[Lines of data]
start
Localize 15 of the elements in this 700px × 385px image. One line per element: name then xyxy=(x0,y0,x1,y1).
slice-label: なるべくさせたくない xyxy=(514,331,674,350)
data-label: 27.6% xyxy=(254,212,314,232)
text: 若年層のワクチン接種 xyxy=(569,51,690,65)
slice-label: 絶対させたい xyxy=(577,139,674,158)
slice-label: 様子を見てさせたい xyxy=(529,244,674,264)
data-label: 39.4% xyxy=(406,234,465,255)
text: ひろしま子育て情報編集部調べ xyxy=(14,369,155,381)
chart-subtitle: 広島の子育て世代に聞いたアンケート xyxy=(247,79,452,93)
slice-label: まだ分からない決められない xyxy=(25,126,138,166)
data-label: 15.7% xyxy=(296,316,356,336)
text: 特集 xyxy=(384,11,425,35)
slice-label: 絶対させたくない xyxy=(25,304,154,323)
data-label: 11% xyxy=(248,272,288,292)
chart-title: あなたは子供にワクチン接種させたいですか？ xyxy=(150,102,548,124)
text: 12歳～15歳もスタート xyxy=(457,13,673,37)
end
■ Instruction: Arrange the lines of the listing as a JSON list of strings, one per line, with blank lines omitted. Start at the first line and end with the line containing "data-label: 15.7% xyxy=(296,316,356,336)", including both.

■ In response:
[
  "Localize 15 of the elements in this 700px × 385px image. One line per element: name then xyxy=(x0,y0,x1,y1).",
  "slice-label: なるべくさせたくない xyxy=(514,331,674,350)",
  "data-label: 27.6% xyxy=(254,212,314,232)",
  "text: 若年層のワクチン接種 xyxy=(569,51,690,65)",
  "slice-label: 絶対させたい xyxy=(577,139,674,158)",
  "slice-label: 様子を見てさせたい xyxy=(529,244,674,264)",
  "data-label: 39.4% xyxy=(406,234,465,255)",
  "text: ひろしま子育て情報編集部調べ xyxy=(14,369,155,381)",
  "chart-subtitle: 広島の子育て世代に聞いたアンケート xyxy=(247,79,452,93)",
  "slice-label: まだ分からない決められない xyxy=(25,126,138,166)",
  "data-label: 15.7% xyxy=(296,316,356,336)"
]